» **Task statement**
Copy every line of the following data that includes the string "object".

•••

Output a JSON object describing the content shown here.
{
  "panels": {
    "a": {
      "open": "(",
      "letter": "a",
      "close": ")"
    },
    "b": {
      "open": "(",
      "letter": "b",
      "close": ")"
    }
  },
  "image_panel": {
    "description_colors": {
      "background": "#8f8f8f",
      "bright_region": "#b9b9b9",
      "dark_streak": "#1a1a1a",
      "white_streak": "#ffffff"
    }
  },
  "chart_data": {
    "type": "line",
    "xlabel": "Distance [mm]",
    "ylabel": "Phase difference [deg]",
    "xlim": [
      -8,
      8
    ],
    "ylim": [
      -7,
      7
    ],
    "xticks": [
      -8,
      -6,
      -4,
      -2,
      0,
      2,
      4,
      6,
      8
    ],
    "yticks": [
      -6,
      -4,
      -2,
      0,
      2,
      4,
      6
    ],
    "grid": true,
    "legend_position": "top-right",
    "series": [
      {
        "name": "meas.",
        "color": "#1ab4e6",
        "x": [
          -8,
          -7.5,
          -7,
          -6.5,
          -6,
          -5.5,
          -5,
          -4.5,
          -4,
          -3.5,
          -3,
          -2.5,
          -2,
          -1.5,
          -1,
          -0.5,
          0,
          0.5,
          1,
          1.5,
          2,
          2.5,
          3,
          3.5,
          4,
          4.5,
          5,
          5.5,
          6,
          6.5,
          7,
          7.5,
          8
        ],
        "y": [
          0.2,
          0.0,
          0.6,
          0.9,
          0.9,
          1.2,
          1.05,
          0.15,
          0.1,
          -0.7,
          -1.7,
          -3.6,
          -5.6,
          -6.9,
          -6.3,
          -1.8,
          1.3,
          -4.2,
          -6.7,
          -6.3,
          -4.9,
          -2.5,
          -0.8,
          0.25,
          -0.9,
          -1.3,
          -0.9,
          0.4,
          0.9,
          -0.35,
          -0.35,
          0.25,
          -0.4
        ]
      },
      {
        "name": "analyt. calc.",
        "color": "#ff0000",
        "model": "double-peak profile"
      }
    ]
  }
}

•••

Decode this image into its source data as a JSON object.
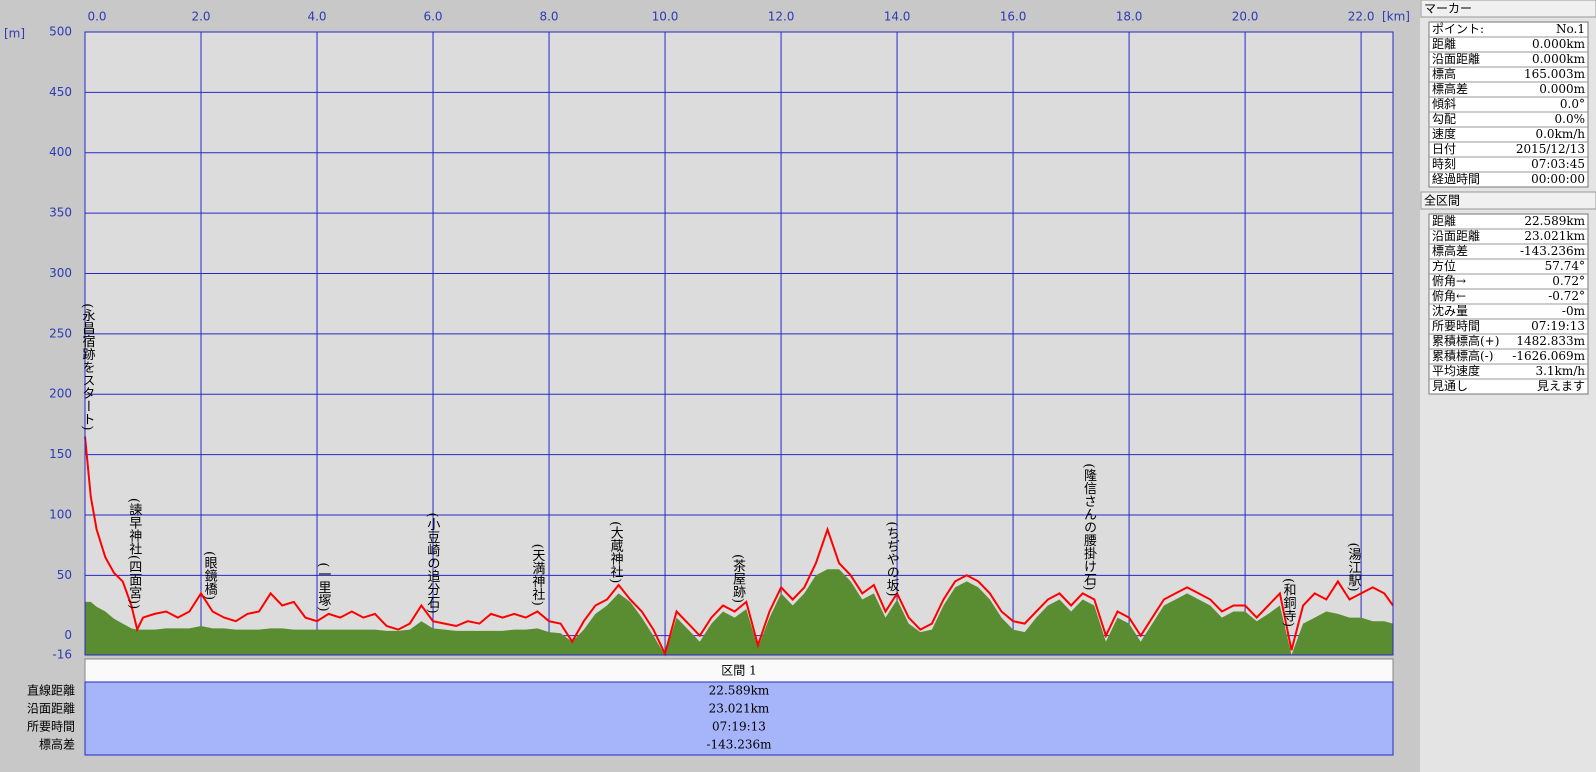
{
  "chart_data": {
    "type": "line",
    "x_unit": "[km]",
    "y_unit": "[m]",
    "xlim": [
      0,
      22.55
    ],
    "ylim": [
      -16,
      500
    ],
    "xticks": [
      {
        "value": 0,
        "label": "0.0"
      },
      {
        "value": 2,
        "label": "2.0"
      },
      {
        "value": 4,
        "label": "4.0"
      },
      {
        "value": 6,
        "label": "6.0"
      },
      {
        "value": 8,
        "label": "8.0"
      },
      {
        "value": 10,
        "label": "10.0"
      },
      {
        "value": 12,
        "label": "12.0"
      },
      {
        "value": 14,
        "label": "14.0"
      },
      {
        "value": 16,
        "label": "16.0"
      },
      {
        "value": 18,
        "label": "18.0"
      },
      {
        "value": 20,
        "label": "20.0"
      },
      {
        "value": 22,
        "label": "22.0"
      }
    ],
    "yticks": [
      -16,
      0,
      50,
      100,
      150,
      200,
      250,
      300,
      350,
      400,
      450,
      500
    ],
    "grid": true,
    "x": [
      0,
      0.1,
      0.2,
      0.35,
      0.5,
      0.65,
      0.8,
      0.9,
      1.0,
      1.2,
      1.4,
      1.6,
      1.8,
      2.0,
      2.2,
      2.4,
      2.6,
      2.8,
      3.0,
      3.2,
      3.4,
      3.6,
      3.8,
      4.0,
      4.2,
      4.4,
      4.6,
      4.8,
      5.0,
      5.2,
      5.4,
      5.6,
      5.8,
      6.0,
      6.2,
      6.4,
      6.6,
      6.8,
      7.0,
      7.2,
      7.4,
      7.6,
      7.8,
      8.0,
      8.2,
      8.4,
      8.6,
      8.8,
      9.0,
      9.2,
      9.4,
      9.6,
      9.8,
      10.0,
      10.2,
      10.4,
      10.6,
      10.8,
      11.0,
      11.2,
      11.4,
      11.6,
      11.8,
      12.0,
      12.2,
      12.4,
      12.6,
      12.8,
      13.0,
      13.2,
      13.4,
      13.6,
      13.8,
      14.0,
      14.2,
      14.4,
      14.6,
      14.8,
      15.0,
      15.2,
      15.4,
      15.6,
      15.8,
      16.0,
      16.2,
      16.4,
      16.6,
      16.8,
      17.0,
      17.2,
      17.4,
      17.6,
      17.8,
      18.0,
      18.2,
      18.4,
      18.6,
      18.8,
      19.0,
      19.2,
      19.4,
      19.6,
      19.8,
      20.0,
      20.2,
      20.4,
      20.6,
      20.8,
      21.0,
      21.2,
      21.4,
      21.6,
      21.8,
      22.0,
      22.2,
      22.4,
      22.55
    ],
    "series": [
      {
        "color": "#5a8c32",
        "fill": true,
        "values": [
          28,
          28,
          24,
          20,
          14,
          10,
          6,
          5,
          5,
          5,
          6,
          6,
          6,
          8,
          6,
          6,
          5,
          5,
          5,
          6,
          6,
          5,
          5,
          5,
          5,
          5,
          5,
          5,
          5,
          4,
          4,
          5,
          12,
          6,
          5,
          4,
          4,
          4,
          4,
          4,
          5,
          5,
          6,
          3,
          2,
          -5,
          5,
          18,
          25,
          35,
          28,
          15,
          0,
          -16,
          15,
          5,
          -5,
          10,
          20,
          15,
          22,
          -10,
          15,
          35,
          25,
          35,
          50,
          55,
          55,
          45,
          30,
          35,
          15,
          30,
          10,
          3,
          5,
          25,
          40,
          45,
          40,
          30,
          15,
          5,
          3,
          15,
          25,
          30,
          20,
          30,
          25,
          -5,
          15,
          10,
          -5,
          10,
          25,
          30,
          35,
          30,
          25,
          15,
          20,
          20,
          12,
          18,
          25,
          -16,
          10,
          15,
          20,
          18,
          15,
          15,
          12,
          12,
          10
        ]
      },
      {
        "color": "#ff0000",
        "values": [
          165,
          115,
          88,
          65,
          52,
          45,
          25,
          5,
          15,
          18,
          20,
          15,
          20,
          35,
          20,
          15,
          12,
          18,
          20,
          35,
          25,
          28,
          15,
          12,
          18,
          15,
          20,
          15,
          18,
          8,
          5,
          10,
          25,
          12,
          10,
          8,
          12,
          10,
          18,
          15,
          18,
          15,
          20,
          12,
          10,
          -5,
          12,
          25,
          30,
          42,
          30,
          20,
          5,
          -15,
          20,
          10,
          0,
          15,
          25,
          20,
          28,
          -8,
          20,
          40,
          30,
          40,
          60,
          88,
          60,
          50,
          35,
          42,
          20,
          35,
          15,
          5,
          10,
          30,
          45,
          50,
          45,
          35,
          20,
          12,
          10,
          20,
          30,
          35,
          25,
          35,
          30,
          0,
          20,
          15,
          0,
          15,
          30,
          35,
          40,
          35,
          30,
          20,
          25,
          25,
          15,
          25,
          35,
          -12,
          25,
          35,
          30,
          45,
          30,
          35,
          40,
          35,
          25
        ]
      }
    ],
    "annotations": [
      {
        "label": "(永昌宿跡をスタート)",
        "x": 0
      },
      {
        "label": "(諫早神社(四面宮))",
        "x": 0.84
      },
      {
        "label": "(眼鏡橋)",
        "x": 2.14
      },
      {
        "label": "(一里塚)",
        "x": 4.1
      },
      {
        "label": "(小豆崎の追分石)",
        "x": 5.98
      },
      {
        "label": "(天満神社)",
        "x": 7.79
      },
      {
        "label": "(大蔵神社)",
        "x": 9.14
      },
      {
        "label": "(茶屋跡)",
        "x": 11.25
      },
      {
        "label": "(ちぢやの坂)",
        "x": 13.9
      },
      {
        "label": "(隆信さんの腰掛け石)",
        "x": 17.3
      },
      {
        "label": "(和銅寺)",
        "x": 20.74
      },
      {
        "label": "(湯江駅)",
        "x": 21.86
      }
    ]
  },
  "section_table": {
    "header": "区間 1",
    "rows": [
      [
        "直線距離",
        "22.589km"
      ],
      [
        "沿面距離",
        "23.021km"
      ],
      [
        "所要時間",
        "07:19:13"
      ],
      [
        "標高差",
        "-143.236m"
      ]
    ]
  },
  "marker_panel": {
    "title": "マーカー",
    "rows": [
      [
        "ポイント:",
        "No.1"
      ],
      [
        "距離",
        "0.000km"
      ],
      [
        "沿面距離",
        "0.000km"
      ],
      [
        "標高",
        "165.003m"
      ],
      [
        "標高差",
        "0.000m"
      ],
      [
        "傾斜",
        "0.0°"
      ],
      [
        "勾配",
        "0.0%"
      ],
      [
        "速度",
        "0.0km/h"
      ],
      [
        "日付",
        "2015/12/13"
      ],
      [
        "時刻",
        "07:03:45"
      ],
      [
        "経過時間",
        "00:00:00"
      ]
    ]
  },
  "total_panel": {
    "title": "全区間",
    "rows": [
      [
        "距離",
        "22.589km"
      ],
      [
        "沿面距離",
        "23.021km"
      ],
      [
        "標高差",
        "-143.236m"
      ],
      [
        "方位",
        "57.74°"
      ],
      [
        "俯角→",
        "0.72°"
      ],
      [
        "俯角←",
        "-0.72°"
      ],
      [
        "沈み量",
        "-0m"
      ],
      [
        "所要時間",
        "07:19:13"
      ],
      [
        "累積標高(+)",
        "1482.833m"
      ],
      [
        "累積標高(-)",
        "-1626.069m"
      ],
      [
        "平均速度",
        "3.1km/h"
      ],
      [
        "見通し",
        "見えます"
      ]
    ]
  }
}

•••

» **Solution for this exercise**
Output a JSON object describing the content shown here.
Decode this image into its source data as a JSON object.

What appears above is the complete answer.